▶ Task:
Please write out all the data exactly as shown.

(Stored items from a collection)
--------------------------------------------------

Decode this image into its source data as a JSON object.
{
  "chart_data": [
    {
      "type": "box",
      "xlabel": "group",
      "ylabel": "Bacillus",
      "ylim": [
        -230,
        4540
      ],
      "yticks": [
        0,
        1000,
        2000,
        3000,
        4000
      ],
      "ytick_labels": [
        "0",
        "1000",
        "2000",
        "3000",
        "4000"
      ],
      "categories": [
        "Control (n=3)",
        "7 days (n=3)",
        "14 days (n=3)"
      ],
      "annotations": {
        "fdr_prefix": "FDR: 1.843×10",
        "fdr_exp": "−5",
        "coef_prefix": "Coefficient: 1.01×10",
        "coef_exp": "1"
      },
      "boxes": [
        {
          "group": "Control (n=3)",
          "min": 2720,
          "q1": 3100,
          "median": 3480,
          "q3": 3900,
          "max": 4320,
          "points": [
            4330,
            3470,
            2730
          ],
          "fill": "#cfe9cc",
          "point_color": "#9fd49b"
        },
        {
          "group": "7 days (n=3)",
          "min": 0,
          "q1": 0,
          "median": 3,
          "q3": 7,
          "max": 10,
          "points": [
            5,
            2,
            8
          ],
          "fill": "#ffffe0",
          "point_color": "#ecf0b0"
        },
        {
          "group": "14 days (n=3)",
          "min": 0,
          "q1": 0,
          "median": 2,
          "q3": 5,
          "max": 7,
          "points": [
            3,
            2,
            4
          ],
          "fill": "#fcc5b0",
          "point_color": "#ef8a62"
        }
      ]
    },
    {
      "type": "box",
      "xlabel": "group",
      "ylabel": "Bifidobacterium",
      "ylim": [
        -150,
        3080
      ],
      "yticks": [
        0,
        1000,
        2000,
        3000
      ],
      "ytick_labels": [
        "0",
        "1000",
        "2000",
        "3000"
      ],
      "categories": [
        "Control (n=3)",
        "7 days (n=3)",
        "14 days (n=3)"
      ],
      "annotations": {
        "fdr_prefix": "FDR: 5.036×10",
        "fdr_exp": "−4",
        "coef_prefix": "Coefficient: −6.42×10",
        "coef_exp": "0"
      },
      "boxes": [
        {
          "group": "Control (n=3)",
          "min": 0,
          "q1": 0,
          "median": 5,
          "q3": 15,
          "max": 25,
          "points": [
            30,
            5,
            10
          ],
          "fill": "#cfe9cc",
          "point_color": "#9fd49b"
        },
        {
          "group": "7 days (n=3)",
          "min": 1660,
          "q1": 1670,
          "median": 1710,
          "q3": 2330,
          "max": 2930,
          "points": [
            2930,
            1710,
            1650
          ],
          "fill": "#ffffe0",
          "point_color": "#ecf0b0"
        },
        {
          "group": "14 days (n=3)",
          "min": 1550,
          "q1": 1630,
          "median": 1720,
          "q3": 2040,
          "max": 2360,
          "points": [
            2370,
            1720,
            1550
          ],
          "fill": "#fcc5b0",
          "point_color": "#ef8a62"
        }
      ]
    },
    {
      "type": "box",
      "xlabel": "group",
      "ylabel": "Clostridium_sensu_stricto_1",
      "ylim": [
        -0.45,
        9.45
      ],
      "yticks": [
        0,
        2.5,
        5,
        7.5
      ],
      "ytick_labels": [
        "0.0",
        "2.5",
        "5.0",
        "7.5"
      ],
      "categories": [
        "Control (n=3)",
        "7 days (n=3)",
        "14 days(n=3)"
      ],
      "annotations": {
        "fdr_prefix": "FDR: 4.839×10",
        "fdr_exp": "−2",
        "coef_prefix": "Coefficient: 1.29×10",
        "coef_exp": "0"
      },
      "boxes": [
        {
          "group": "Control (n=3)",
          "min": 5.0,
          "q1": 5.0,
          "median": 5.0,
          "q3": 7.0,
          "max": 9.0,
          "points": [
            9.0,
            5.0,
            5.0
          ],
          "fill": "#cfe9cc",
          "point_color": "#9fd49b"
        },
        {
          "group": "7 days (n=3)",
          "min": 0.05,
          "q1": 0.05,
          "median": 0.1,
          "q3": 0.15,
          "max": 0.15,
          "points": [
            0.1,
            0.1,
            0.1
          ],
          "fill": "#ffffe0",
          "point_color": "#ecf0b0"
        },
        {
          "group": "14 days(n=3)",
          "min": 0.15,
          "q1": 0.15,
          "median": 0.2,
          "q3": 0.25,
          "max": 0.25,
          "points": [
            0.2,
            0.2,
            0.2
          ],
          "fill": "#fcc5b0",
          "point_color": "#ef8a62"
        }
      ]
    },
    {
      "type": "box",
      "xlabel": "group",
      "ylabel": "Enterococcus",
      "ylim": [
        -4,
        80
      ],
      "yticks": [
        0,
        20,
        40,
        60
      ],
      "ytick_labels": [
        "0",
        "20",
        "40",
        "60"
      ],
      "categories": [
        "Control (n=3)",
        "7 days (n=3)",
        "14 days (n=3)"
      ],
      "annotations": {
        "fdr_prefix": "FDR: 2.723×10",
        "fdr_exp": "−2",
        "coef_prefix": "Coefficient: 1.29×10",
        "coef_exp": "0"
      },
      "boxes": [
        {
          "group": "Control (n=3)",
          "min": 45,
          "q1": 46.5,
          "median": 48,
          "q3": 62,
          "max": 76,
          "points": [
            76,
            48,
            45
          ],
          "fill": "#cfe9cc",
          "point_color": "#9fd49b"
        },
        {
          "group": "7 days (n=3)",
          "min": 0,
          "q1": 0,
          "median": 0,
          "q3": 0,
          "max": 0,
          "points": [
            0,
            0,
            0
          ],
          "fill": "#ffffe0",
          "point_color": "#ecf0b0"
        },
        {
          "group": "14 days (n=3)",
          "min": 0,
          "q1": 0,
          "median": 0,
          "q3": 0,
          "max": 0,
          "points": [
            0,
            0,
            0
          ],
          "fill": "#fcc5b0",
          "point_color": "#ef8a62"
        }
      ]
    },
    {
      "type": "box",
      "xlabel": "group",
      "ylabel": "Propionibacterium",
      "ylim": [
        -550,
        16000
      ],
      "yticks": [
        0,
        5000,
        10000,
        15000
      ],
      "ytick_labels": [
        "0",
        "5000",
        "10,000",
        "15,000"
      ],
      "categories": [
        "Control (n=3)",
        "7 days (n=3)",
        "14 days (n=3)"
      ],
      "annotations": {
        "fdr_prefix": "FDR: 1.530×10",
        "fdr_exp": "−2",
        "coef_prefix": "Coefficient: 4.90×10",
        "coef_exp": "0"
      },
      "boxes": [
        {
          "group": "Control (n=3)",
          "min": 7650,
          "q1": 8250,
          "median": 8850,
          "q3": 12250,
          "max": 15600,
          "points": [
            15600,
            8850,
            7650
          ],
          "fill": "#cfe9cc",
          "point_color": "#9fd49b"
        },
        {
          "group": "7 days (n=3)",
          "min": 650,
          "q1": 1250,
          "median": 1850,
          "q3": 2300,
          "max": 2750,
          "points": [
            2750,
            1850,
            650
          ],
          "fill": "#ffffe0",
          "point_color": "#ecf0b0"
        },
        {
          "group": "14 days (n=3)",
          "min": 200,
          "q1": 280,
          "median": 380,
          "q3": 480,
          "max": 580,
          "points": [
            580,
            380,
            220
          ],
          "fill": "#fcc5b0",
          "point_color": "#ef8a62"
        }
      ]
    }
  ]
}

--------------------------------------------------

▶ Response to this task:
Decode this image into its source data as a JSON object.
{
  "chart_data": [
    {
      "type": "box",
      "xlabel": "group",
      "ylabel": "Bacillus",
      "ylim": [
        -230,
        4540
      ],
      "yticks": [
        0,
        1000,
        2000,
        3000,
        4000
      ],
      "ytick_labels": [
        "0",
        "1000",
        "2000",
        "3000",
        "4000"
      ],
      "categories": [
        "Control (n=3)",
        "7 days (n=3)",
        "14 days (n=3)"
      ],
      "annotations": {
        "fdr_prefix": "FDR: 1.843×10",
        "fdr_exp": "−5",
        "coef_prefix": "Coefficient: 1.01×10",
        "coef_exp": "1"
      },
      "boxes": [
        {
          "group": "Control (n=3)",
          "min": 2720,
          "q1": 3100,
          "median": 3480,
          "q3": 3900,
          "max": 4320,
          "points": [
            4330,
            3470,
            2730
          ],
          "fill": "#cfe9cc",
          "point_color": "#9fd49b"
        },
        {
          "group": "7 days (n=3)",
          "min": 0,
          "q1": 0,
          "median": 3,
          "q3": 7,
          "max": 10,
          "points": [
            5,
            2,
            8
          ],
          "fill": "#ffffe0",
          "point_color": "#ecf0b0"
        },
        {
          "group": "14 days (n=3)",
          "min": 0,
          "q1": 0,
          "median": 2,
          "q3": 5,
          "max": 7,
          "points": [
            3,
            2,
            4
          ],
          "fill": "#fcc5b0",
          "point_color": "#ef8a62"
        }
      ]
    },
    {
      "type": "box",
      "xlabel": "group",
      "ylabel": "Bifidobacterium",
      "ylim": [
        -150,
        3080
      ],
      "yticks": [
        0,
        1000,
        2000,
        3000
      ],
      "ytick_labels": [
        "0",
        "1000",
        "2000",
        "3000"
      ],
      "categories": [
        "Control (n=3)",
        "7 days (n=3)",
        "14 days (n=3)"
      ],
      "annotations": {
        "fdr_prefix": "FDR: 5.036×10",
        "fdr_exp": "−4",
        "coef_prefix": "Coefficient: −6.42×10",
        "coef_exp": "0"
      },
      "boxes": [
        {
          "group": "Control (n=3)",
          "min": 0,
          "q1": 0,
          "median": 5,
          "q3": 15,
          "max": 25,
          "points": [
            30,
            5,
            10
          ],
          "fill": "#cfe9cc",
          "point_color": "#9fd49b"
        },
        {
          "group": "7 days (n=3)",
          "min": 1660,
          "q1": 1670,
          "median": 1710,
          "q3": 2330,
          "max": 2930,
          "points": [
            2930,
            1710,
            1650
          ],
          "fill": "#ffffe0",
          "point_color": "#ecf0b0"
        },
        {
          "group": "14 days (n=3)",
          "min": 1550,
          "q1": 1630,
          "median": 1720,
          "q3": 2040,
          "max": 2360,
          "points": [
            2370,
            1720,
            1550
          ],
          "fill": "#fcc5b0",
          "point_color": "#ef8a62"
        }
      ]
    },
    {
      "type": "box",
      "xlabel": "group",
      "ylabel": "Clostridium_sensu_stricto_1",
      "ylim": [
        -0.45,
        9.45
      ],
      "yticks": [
        0,
        2.5,
        5,
        7.5
      ],
      "ytick_labels": [
        "0.0",
        "2.5",
        "5.0",
        "7.5"
      ],
      "categories": [
        "Control (n=3)",
        "7 days (n=3)",
        "14 days(n=3)"
      ],
      "annotations": {
        "fdr_prefix": "FDR: 4.839×10",
        "fdr_exp": "−2",
        "coef_prefix": "Coefficient: 1.29×10",
        "coef_exp": "0"
      },
      "boxes": [
        {
          "group": "Control (n=3)",
          "min": 5.0,
          "q1": 5.0,
          "median": 5.0,
          "q3": 7.0,
          "max": 9.0,
          "points": [
            9.0,
            5.0,
            5.0
          ],
          "fill": "#cfe9cc",
          "point_color": "#9fd49b"
        },
        {
          "group": "7 days (n=3)",
          "min": 0.05,
          "q1": 0.05,
          "median": 0.1,
          "q3": 0.15,
          "max": 0.15,
          "points": [
            0.1,
            0.1,
            0.1
          ],
          "fill": "#ffffe0",
          "point_color": "#ecf0b0"
        },
        {
          "group": "14 days(n=3)",
          "min": 0.15,
          "q1": 0.15,
          "median": 0.2,
          "q3": 0.25,
          "max": 0.25,
          "points": [
            0.2,
            0.2,
            0.2
          ],
          "fill": "#fcc5b0",
          "point_color": "#ef8a62"
        }
      ]
    },
    {
      "type": "box",
      "xlabel": "group",
      "ylabel": "Enterococcus",
      "ylim": [
        -4,
        80
      ],
      "yticks": [
        0,
        20,
        40,
        60
      ],
      "ytick_labels": [
        "0",
        "20",
        "40",
        "60"
      ],
      "categories": [
        "Control (n=3)",
        "7 days (n=3)",
        "14 days (n=3)"
      ],
      "annotations": {
        "fdr_prefix": "FDR: 2.723×10",
        "fdr_exp": "−2",
        "coef_prefix": "Coefficient: 1.29×10",
        "coef_exp": "0"
      },
      "boxes": [
        {
          "group": "Control (n=3)",
          "min": 45,
          "q1": 46.5,
          "median": 48,
          "q3": 62,
          "max": 76,
          "points": [
            76,
            48,
            45
          ],
          "fill": "#cfe9cc",
          "point_color": "#9fd49b"
        },
        {
          "group": "7 days (n=3)",
          "min": 0,
          "q1": 0,
          "median": 0,
          "q3": 0,
          "max": 0,
          "points": [
            0,
            0,
            0
          ],
          "fill": "#ffffe0",
          "point_color": "#ecf0b0"
        },
        {
          "group": "14 days (n=3)",
          "min": 0,
          "q1": 0,
          "median": 0,
          "q3": 0,
          "max": 0,
          "points": [
            0,
            0,
            0
          ],
          "fill": "#fcc5b0",
          "point_color": "#ef8a62"
        }
      ]
    },
    {
      "type": "box",
      "xlabel": "group",
      "ylabel": "Propionibacterium",
      "ylim": [
        -550,
        16000
      ],
      "yticks": [
        0,
        5000,
        10000,
        15000
      ],
      "ytick_labels": [
        "0",
        "5000",
        "10,000",
        "15,000"
      ],
      "categories": [
        "Control (n=3)",
        "7 days (n=3)",
        "14 days (n=3)"
      ],
      "annotations": {
        "fdr_prefix": "FDR: 1.530×10",
        "fdr_exp": "−2",
        "coef_prefix": "Coefficient: 4.90×10",
        "coef_exp": "0"
      },
      "boxes": [
        {
          "group": "Control (n=3)",
          "min": 7650,
          "q1": 8250,
          "median": 8850,
          "q3": 12250,
          "max": 15600,
          "points": [
            15600,
            8850,
            7650
          ],
          "fill": "#cfe9cc",
          "point_color": "#9fd49b"
        },
        {
          "group": "7 days (n=3)",
          "min": 650,
          "q1": 1250,
          "median": 1850,
          "q3": 2300,
          "max": 2750,
          "points": [
            2750,
            1850,
            650
          ],
          "fill": "#ffffe0",
          "point_color": "#ecf0b0"
        },
        {
          "group": "14 days (n=3)",
          "min": 200,
          "q1": 280,
          "median": 380,
          "q3": 480,
          "max": 580,
          "points": [
            580,
            380,
            220
          ],
          "fill": "#fcc5b0",
          "point_color": "#ef8a62"
        }
      ]
    }
  ]
}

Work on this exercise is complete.